# START OF Given entries

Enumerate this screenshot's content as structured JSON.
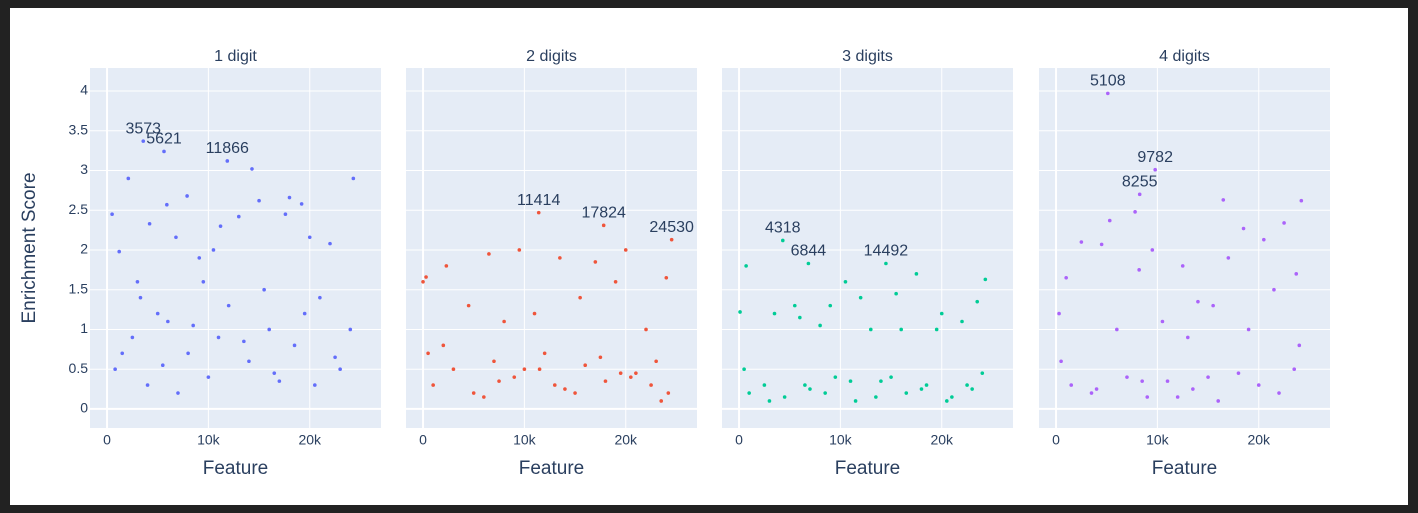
{
  "chart_data": {
    "type": "scatter",
    "y_title": "Enrichment Score",
    "x_title": "Feature",
    "xlim": [
      -1680,
      27030
    ],
    "xticks": [
      0,
      {
        "value": 10000,
        "label": "10k"
      },
      {
        "value": 20000,
        "label": "20k"
      }
    ],
    "ylim": [
      -0.24,
      4.29
    ],
    "yticks": [
      0,
      0.5,
      1,
      1.5,
      2,
      2.5,
      3,
      3.5,
      4
    ],
    "grid": true,
    "panels": [
      {
        "title": "1 digit",
        "color": "#636efa",
        "x": [
          500,
          1200,
          2100,
          3000,
          4200,
          5000,
          5900,
          6800,
          7900,
          9100,
          10500,
          11200,
          13000,
          14300,
          15000,
          17600,
          18000,
          19200,
          20000,
          22000,
          24300,
          800,
          2500,
          4000,
          6000,
          8000,
          10000,
          12000,
          14000,
          16000,
          18500,
          21000,
          23000,
          24000,
          3300,
          9500,
          15500,
          20500,
          7000,
          11000,
          1500,
          5500,
          13500,
          17000,
          22500,
          19500,
          8500,
          16500
        ],
        "y": [
          2.45,
          1.98,
          2.9,
          1.6,
          2.33,
          1.2,
          2.57,
          2.16,
          2.68,
          1.9,
          2.0,
          2.3,
          2.42,
          3.02,
          2.62,
          2.45,
          2.66,
          2.58,
          2.16,
          2.08,
          2.9,
          0.5,
          0.9,
          0.3,
          1.1,
          0.7,
          0.4,
          1.3,
          0.6,
          1.0,
          0.8,
          1.4,
          0.5,
          1.0,
          1.4,
          1.6,
          1.5,
          0.3,
          0.2,
          0.9,
          0.7,
          0.55,
          0.85,
          0.35,
          0.65,
          1.2,
          1.05,
          0.45
        ],
        "annotations": [
          {
            "x": 3573,
            "y": 3.37
          },
          {
            "x": 5621,
            "y": 3.24
          },
          {
            "x": 11866,
            "y": 3.12
          }
        ]
      },
      {
        "title": "2 digits",
        "color": "#ef553b",
        "x": [
          0,
          300,
          2300,
          6500,
          9500,
          13500,
          17000,
          20000,
          24000,
          19000,
          4500,
          8000,
          11000,
          15500,
          22000,
          1000,
          3000,
          5000,
          7000,
          9000,
          12000,
          14000,
          16000,
          18000,
          21000,
          23000,
          24200,
          2000,
          6000,
          10000,
          13000,
          17500,
          20500,
          23500,
          500,
          7500,
          11500,
          15000,
          19500,
          22500
        ],
        "y": [
          1.6,
          1.66,
          1.8,
          1.95,
          2.0,
          1.9,
          1.85,
          2.0,
          1.65,
          1.6,
          1.3,
          1.1,
          1.2,
          1.4,
          1.0,
          0.3,
          0.5,
          0.2,
          0.6,
          0.4,
          0.7,
          0.25,
          0.55,
          0.35,
          0.45,
          0.6,
          0.2,
          0.8,
          0.15,
          0.5,
          0.3,
          0.65,
          0.4,
          0.1,
          0.7,
          0.35,
          0.5,
          0.2,
          0.45,
          0.3
        ],
        "annotations": [
          {
            "x": 11414,
            "y": 2.47
          },
          {
            "x": 17824,
            "y": 2.31
          },
          {
            "x": 24530,
            "y": 2.13
          }
        ]
      },
      {
        "title": "3 digits",
        "color": "#00cc96",
        "x": [
          100,
          700,
          3500,
          5500,
          8000,
          10500,
          13000,
          15500,
          17500,
          19500,
          22000,
          24300,
          6000,
          9000,
          12000,
          16000,
          20000,
          23500,
          1000,
          2500,
          4500,
          7000,
          9500,
          11500,
          14000,
          16500,
          18500,
          21000,
          23000,
          24000,
          500,
          3000,
          6500,
          8500,
          11000,
          13500,
          15000,
          18000,
          20500,
          22500
        ],
        "y": [
          1.22,
          1.8,
          1.2,
          1.3,
          1.05,
          1.6,
          1.0,
          1.45,
          1.7,
          1.0,
          1.1,
          1.63,
          1.15,
          1.3,
          1.4,
          1.0,
          1.2,
          1.35,
          0.2,
          0.3,
          0.15,
          0.25,
          0.4,
          0.1,
          0.35,
          0.2,
          0.3,
          0.15,
          0.25,
          0.45,
          0.5,
          0.1,
          0.3,
          0.2,
          0.35,
          0.15,
          0.4,
          0.25,
          0.1,
          0.3
        ],
        "annotations": [
          {
            "x": 4318,
            "y": 2.12
          },
          {
            "x": 6844,
            "y": 1.83
          },
          {
            "x": 14492,
            "y": 1.83
          }
        ]
      },
      {
        "title": "4 digits",
        "color": "#ab63fa",
        "x": [
          300,
          1000,
          2500,
          4500,
          5300,
          7800,
          8200,
          9500,
          12500,
          14000,
          16500,
          17000,
          18500,
          20500,
          22500,
          23700,
          24200,
          6000,
          10500,
          13000,
          15500,
          19000,
          21500,
          24000,
          1500,
          3500,
          7000,
          9000,
          11000,
          13500,
          16000,
          18000,
          20000,
          22000,
          23500,
          500,
          4000,
          8500,
          12000,
          15000
        ],
        "y": [
          1.2,
          1.65,
          2.1,
          2.07,
          2.37,
          2.48,
          1.75,
          2.0,
          1.8,
          1.35,
          2.63,
          1.9,
          2.27,
          2.13,
          2.34,
          1.7,
          2.62,
          1.0,
          1.1,
          0.9,
          1.3,
          1.0,
          1.5,
          0.8,
          0.3,
          0.2,
          0.4,
          0.15,
          0.35,
          0.25,
          0.1,
          0.45,
          0.3,
          0.2,
          0.5,
          0.6,
          0.25,
          0.35,
          0.15,
          0.4
        ],
        "annotations": [
          {
            "x": 5108,
            "y": 3.97
          },
          {
            "x": 9782,
            "y": 3.01
          },
          {
            "x": 8255,
            "y": 2.7
          }
        ]
      }
    ]
  }
}
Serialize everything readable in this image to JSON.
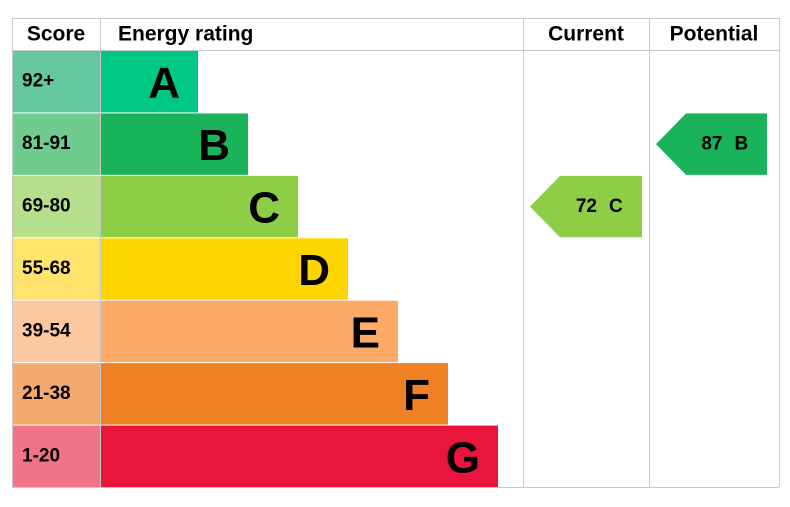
{
  "header": {
    "score": "Score",
    "energy_rating": "Energy rating",
    "current": "Current",
    "potential": "Potential"
  },
  "bands": [
    {
      "score": "92+",
      "letter": "A",
      "color": "#00c781",
      "score_color": "#64c7a2"
    },
    {
      "score": "81-91",
      "letter": "B",
      "color": "#19b459",
      "score_color": "#70cb8f"
    },
    {
      "score": "69-80",
      "letter": "C",
      "color": "#8dce46",
      "score_color": "#b6df8b"
    },
    {
      "score": "55-68",
      "letter": "D",
      "color": "#ffd500",
      "score_color": "#ffe36b"
    },
    {
      "score": "39-54",
      "letter": "E",
      "color": "#fcaa65",
      "score_color": "#fdc8a0"
    },
    {
      "score": "21-38",
      "letter": "F",
      "color": "#ef8023",
      "score_color": "#f4a96f"
    },
    {
      "score": "1-20",
      "letter": "G",
      "color": "#e9153b",
      "score_color": "#f07388"
    }
  ],
  "current": {
    "value": 72,
    "letter": "C"
  },
  "potential": {
    "value": 87,
    "letter": "B"
  }
}
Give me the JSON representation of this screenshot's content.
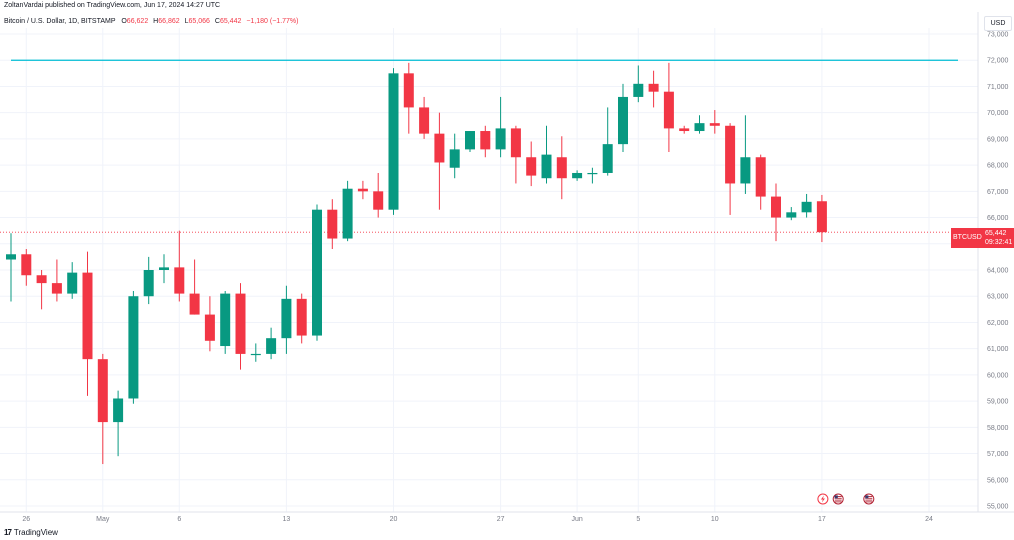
{
  "header": {
    "published": "ZoltanVardai published on TradingView.com, Jun 17, 2024 14:27 UTC",
    "symbol": "Bitcoin / U.S. Dollar, 1D, BITSTAMP",
    "o_label": "O",
    "o_value": "66,622",
    "h_label": "H",
    "h_value": "66,862",
    "l_label": "L",
    "l_value": "65,066",
    "c_label": "C",
    "c_value": "65,442",
    "change": "−1,180 (−1.77%)"
  },
  "currency": "USD",
  "price_tag": {
    "symbol": "BTCUSD",
    "value": "65,442",
    "countdown": "09:32:41"
  },
  "footer": {
    "brand_mark": "17",
    "brand": "TradingView"
  },
  "colors": {
    "up": "#089981",
    "down": "#f23645",
    "hline": "#00bcd4",
    "grid": "#f0f3fa",
    "axis_text": "#787b86"
  },
  "chart_data": {
    "type": "candlestick",
    "title": "Bitcoin / U.S. Dollar, 1D, BITSTAMP",
    "ylim": [
      55000,
      73000
    ],
    "y_ticks": [
      "73,000",
      "72,000",
      "71,000",
      "70,000",
      "69,000",
      "68,000",
      "67,000",
      "66,000",
      "65,000",
      "64,000",
      "63,000",
      "62,000",
      "61,000",
      "60,000",
      "59,000",
      "58,000",
      "57,000",
      "56,000",
      "55,000"
    ],
    "x_ticks": [
      {
        "label": "26",
        "index": 1
      },
      {
        "label": "May",
        "index": 6
      },
      {
        "label": "6",
        "index": 11
      },
      {
        "label": "13",
        "index": 18
      },
      {
        "label": "20",
        "index": 25
      },
      {
        "label": "27",
        "index": 32
      },
      {
        "label": "Jun",
        "index": 37
      },
      {
        "label": "5",
        "index": 41
      },
      {
        "label": "10",
        "index": 46
      },
      {
        "label": "17",
        "index": 53
      },
      {
        "label": "24",
        "index": 60
      }
    ],
    "horizontal_line": 72000,
    "last_price_line": 65442,
    "grid": true,
    "candles": [
      {
        "date": "Apr 25",
        "o": 64400,
        "h": 65400,
        "l": 62800,
        "c": 64600
      },
      {
        "date": "Apr 26",
        "o": 64600,
        "h": 64800,
        "l": 63400,
        "c": 63800
      },
      {
        "date": "Apr 27",
        "o": 63800,
        "h": 64000,
        "l": 62500,
        "c": 63500
      },
      {
        "date": "Apr 28",
        "o": 63500,
        "h": 64400,
        "l": 62800,
        "c": 63100
      },
      {
        "date": "Apr 29",
        "o": 63100,
        "h": 64300,
        "l": 62900,
        "c": 63900
      },
      {
        "date": "Apr 30",
        "o": 63900,
        "h": 64700,
        "l": 59200,
        "c": 60600
      },
      {
        "date": "May 1",
        "o": 60600,
        "h": 60800,
        "l": 56600,
        "c": 58200
      },
      {
        "date": "May 2",
        "o": 58200,
        "h": 59400,
        "l": 56900,
        "c": 59100
      },
      {
        "date": "May 3",
        "o": 59100,
        "h": 63200,
        "l": 58900,
        "c": 63000
      },
      {
        "date": "May 4",
        "o": 63000,
        "h": 64500,
        "l": 62700,
        "c": 64000
      },
      {
        "date": "May 5",
        "o": 64000,
        "h": 64600,
        "l": 63500,
        "c": 64100
      },
      {
        "date": "May 6",
        "o": 64100,
        "h": 65500,
        "l": 62800,
        "c": 63100
      },
      {
        "date": "May 7",
        "o": 63100,
        "h": 64400,
        "l": 62300,
        "c": 62300
      },
      {
        "date": "May 8",
        "o": 62300,
        "h": 63000,
        "l": 60900,
        "c": 61300
      },
      {
        "date": "May 9",
        "o": 61100,
        "h": 63200,
        "l": 60800,
        "c": 63100
      },
      {
        "date": "May 10",
        "o": 63100,
        "h": 63500,
        "l": 60200,
        "c": 60800
      },
      {
        "date": "May 11",
        "o": 60800,
        "h": 61200,
        "l": 60500,
        "c": 60800
      },
      {
        "date": "May 12",
        "o": 60800,
        "h": 61800,
        "l": 60600,
        "c": 61400
      },
      {
        "date": "May 13",
        "o": 61400,
        "h": 63400,
        "l": 60800,
        "c": 62900
      },
      {
        "date": "May 14",
        "o": 62900,
        "h": 63100,
        "l": 61200,
        "c": 61500
      },
      {
        "date": "May 15",
        "o": 61500,
        "h": 66500,
        "l": 61300,
        "c": 66300
      },
      {
        "date": "May 16",
        "o": 66300,
        "h": 66700,
        "l": 64800,
        "c": 65200
      },
      {
        "date": "May 17",
        "o": 65200,
        "h": 67400,
        "l": 65100,
        "c": 67100
      },
      {
        "date": "May 18",
        "o": 67100,
        "h": 67400,
        "l": 66700,
        "c": 67000
      },
      {
        "date": "May 19",
        "o": 67000,
        "h": 67700,
        "l": 66000,
        "c": 66300
      },
      {
        "date": "May 20",
        "o": 66300,
        "h": 71700,
        "l": 66100,
        "c": 71500
      },
      {
        "date": "May 21",
        "o": 71500,
        "h": 71900,
        "l": 69200,
        "c": 70200
      },
      {
        "date": "May 22",
        "o": 70200,
        "h": 70600,
        "l": 69000,
        "c": 69200
      },
      {
        "date": "May 23",
        "o": 69200,
        "h": 70000,
        "l": 66300,
        "c": 68100
      },
      {
        "date": "May 24",
        "o": 67900,
        "h": 69200,
        "l": 67500,
        "c": 68600
      },
      {
        "date": "May 25",
        "o": 68600,
        "h": 69300,
        "l": 68500,
        "c": 69300
      },
      {
        "date": "May 26",
        "o": 69300,
        "h": 69500,
        "l": 68300,
        "c": 68600
      },
      {
        "date": "May 27",
        "o": 68600,
        "h": 70600,
        "l": 68300,
        "c": 69400
      },
      {
        "date": "May 28",
        "o": 69400,
        "h": 69500,
        "l": 67300,
        "c": 68300
      },
      {
        "date": "May 29",
        "o": 68300,
        "h": 68900,
        "l": 67200,
        "c": 67600
      },
      {
        "date": "May 30",
        "o": 67500,
        "h": 69500,
        "l": 67300,
        "c": 68400
      },
      {
        "date": "May 31",
        "o": 68300,
        "h": 69100,
        "l": 66700,
        "c": 67500
      },
      {
        "date": "Jun 1",
        "o": 67500,
        "h": 67800,
        "l": 67400,
        "c": 67700
      },
      {
        "date": "Jun 2",
        "o": 67700,
        "h": 67900,
        "l": 67300,
        "c": 67700
      },
      {
        "date": "Jun 3",
        "o": 67700,
        "h": 70200,
        "l": 67600,
        "c": 68800
      },
      {
        "date": "Jun 4",
        "o": 68800,
        "h": 71100,
        "l": 68500,
        "c": 70600
      },
      {
        "date": "Jun 5",
        "o": 70600,
        "h": 71800,
        "l": 70400,
        "c": 71100
      },
      {
        "date": "Jun 6",
        "o": 71100,
        "h": 71600,
        "l": 70200,
        "c": 70800
      },
      {
        "date": "Jun 7",
        "o": 70800,
        "h": 71900,
        "l": 68500,
        "c": 69400
      },
      {
        "date": "Jun 8",
        "o": 69400,
        "h": 69500,
        "l": 69200,
        "c": 69300
      },
      {
        "date": "Jun 9",
        "o": 69300,
        "h": 69900,
        "l": 69200,
        "c": 69600
      },
      {
        "date": "Jun 10",
        "o": 69600,
        "h": 70100,
        "l": 69200,
        "c": 69500
      },
      {
        "date": "Jun 11",
        "o": 69500,
        "h": 69600,
        "l": 66100,
        "c": 67300
      },
      {
        "date": "Jun 12",
        "o": 67300,
        "h": 69900,
        "l": 66900,
        "c": 68300
      },
      {
        "date": "Jun 13",
        "o": 68300,
        "h": 68400,
        "l": 66300,
        "c": 66800
      },
      {
        "date": "Jun 14",
        "o": 66800,
        "h": 67300,
        "l": 65100,
        "c": 66000
      },
      {
        "date": "Jun 15",
        "o": 66000,
        "h": 66400,
        "l": 65900,
        "c": 66200
      },
      {
        "date": "Jun 16",
        "o": 66200,
        "h": 66900,
        "l": 66000,
        "c": 66600
      },
      {
        "date": "Jun 17",
        "o": 66622,
        "h": 66862,
        "l": 65066,
        "c": 65442
      }
    ],
    "event_markers": [
      {
        "index": 53,
        "kind": "flash-icon"
      },
      {
        "index": 54,
        "kind": "us-flag-icon"
      },
      {
        "index": 56,
        "kind": "us-flag-icon"
      }
    ]
  }
}
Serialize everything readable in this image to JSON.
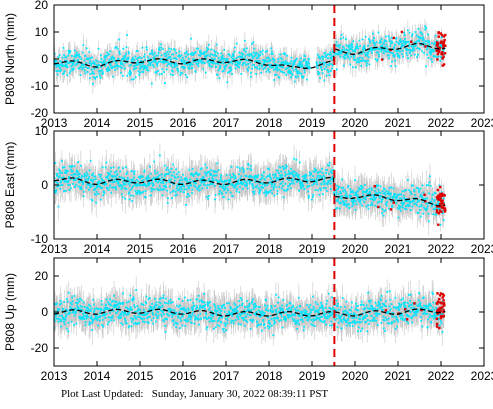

# END OF Given entries

State only how many lines in the material include "digits".

3